● **REQUIREMENTS**
Identify and copy all lines of the material where the string "icon" is found.

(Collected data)
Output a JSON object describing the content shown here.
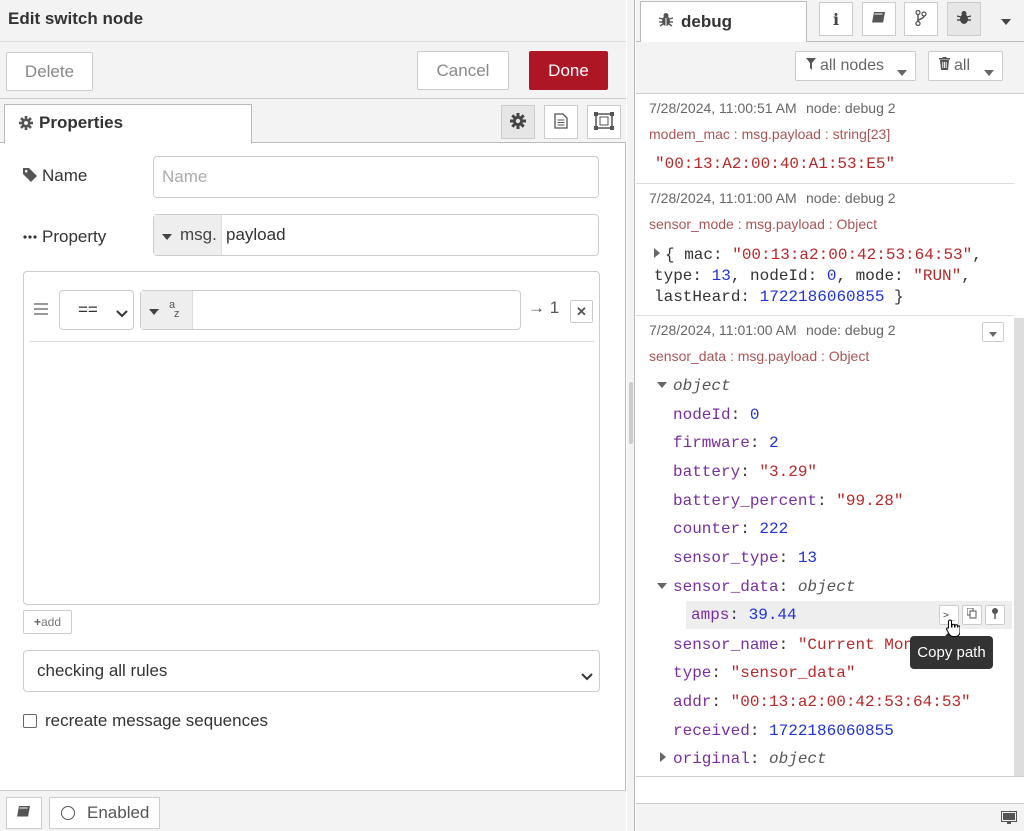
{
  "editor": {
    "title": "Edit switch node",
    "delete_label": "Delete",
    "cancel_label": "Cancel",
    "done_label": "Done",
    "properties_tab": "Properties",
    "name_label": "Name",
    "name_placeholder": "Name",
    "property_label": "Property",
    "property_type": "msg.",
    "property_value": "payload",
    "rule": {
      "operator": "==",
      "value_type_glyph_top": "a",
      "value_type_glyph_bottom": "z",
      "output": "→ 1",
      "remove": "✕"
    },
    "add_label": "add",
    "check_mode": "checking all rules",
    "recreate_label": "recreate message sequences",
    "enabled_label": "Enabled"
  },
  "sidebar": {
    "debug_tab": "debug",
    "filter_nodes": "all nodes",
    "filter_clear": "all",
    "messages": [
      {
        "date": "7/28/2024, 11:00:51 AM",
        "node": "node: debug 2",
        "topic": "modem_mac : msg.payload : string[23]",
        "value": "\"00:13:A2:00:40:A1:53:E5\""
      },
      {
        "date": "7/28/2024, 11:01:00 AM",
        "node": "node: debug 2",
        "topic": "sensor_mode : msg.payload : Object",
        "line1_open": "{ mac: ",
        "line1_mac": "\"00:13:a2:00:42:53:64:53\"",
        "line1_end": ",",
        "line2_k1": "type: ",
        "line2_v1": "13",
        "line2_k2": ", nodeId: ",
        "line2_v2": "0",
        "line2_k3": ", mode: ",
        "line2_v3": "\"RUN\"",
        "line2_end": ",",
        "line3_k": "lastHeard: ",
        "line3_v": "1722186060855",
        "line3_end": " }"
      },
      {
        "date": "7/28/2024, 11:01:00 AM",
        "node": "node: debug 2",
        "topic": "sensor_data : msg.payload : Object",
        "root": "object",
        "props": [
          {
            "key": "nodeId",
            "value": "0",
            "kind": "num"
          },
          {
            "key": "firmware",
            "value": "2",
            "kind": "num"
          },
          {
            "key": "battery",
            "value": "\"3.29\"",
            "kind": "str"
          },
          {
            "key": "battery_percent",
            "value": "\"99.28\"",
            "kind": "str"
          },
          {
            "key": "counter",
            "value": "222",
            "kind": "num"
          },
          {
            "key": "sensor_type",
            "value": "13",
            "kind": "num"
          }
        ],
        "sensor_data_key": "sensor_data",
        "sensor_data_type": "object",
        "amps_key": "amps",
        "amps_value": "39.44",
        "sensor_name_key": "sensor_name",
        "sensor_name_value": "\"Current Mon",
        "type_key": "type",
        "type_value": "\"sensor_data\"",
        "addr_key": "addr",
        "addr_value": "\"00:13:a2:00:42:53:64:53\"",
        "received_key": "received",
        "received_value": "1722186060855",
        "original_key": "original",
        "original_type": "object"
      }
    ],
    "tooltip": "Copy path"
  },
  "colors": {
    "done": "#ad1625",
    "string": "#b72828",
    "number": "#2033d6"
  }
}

--

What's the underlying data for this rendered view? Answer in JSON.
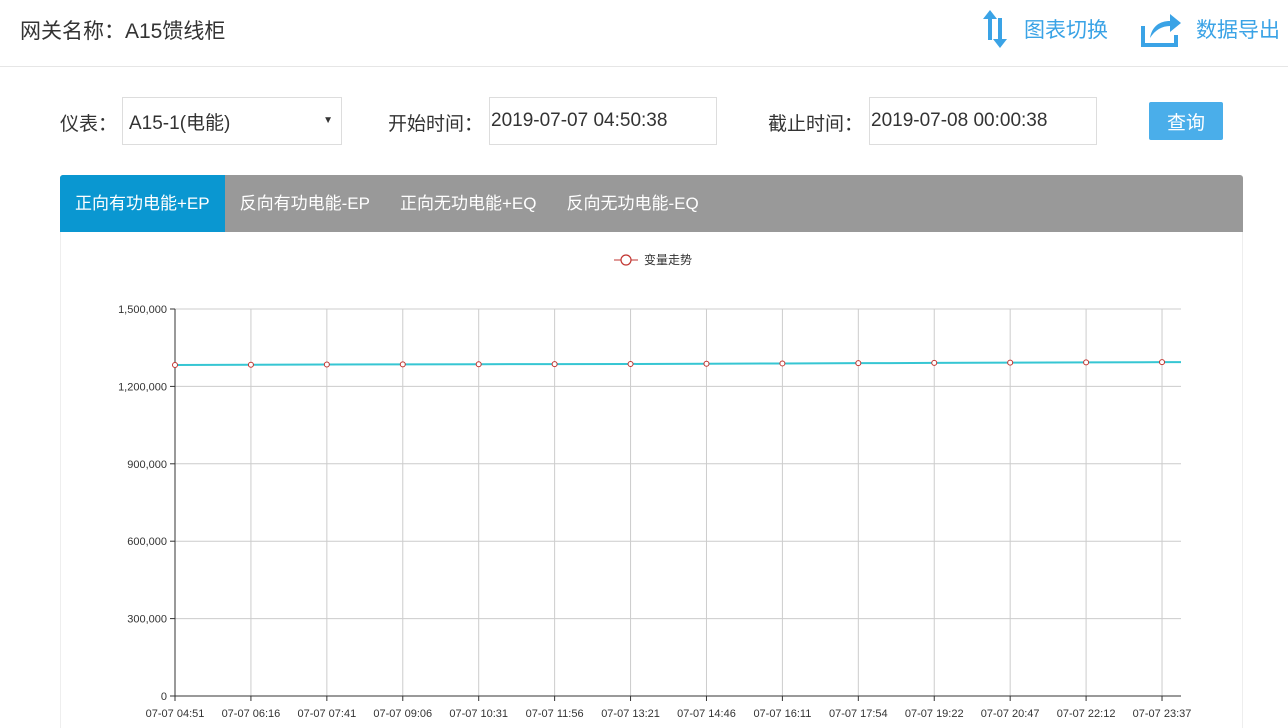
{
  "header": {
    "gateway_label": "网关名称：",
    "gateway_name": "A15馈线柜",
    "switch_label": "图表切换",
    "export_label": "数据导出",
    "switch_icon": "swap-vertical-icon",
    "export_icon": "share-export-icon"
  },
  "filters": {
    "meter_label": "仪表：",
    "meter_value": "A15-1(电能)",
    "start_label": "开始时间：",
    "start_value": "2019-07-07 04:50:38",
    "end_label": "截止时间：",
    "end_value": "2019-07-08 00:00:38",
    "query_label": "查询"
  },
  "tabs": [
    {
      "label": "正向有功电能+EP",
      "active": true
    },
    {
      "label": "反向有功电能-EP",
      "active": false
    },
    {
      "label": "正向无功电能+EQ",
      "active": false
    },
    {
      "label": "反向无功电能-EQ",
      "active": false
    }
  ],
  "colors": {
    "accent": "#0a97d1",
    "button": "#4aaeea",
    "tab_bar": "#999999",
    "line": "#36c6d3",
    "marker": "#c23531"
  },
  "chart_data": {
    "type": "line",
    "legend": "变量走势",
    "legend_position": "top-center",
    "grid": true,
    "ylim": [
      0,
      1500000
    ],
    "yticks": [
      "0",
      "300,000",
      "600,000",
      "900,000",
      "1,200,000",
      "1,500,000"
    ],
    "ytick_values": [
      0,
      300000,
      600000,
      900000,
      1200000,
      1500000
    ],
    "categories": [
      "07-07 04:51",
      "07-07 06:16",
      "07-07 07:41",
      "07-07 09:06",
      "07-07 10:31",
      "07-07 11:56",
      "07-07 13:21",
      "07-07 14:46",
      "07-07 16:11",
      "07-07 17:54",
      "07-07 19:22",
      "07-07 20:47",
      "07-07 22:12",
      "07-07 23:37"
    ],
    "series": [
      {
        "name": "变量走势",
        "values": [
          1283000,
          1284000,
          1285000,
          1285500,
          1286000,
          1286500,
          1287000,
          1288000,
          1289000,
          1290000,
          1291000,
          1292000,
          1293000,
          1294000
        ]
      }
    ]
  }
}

● **COMPLETE OUTPUT**
    "switch_icon": "swap-vertical-icon",
    "export_icon": "share-export-icon"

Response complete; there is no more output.